Record list:
※ ※ ※

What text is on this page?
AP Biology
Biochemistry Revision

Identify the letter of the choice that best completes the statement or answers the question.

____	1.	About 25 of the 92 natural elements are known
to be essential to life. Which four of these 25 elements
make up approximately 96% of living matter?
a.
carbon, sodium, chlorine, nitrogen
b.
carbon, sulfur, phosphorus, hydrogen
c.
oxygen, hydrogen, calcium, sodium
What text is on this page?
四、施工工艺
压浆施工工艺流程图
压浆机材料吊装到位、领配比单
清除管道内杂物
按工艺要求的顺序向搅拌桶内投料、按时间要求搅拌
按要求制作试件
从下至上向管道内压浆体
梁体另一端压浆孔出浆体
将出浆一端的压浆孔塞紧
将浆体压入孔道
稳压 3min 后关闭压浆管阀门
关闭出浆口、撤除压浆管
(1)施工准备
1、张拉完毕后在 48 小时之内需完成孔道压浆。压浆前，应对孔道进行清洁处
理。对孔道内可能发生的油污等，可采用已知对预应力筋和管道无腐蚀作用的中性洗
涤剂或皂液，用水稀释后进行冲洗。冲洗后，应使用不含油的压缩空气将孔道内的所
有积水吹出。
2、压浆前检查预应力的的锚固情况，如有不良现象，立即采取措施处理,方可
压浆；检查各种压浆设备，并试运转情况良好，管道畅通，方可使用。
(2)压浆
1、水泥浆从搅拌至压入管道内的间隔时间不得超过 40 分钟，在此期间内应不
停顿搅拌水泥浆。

※ ※ ※

What is needed:
Extract the entries above verbatim.

Task answer:
What text is on this page?
AP Biology
Biochemistry Revision

Identify the letter of the choice that best completes the statement or answers the question.

____	1.	About 25 of the 92 natural elements are known
to be essential to life. Which four of these 25 elements
make up approximately 96% of living matter?
a.
carbon, sodium, chlorine, nitrogen
b.
carbon, sulfur, phosphorus, hydrogen
c.
oxygen, hydrogen, calcium, sodium
What text is on this page?
四、施工工艺
压浆施工工艺流程图
压浆机材料吊装到位、领配比单
清除管道内杂物
按工艺要求的顺序向搅拌桶内投料、按时间要求搅拌
按要求制作试件
从下至上向管道内压浆体
梁体另一端压浆孔出浆体
将出浆一端的压浆孔塞紧
将浆体压入孔道
稳压 3min 后关闭压浆管阀门
关闭出浆口、撤除压浆管
(1)施工准备
1、张拉完毕后在 48 小时之内需完成孔道压浆。压浆前，应对孔道进行清洁处
理。对孔道内可能发生的油污等，可采用已知对预应力筋和管道无腐蚀作用的中性洗
涤剂或皂液，用水稀释后进行冲洗。冲洗后，应使用不含油的压缩空气将孔道内的所
有积水吹出。
2、压浆前检查预应力的的锚固情况，如有不良现象，立即采取措施处理,方可
压浆；检查各种压浆设备，并试运转情况良好，管道畅通，方可使用。
(2)压浆
1、水泥浆从搅拌至压入管道内的间隔时间不得超过 40 分钟，在此期间内应不
停顿搅拌水泥浆。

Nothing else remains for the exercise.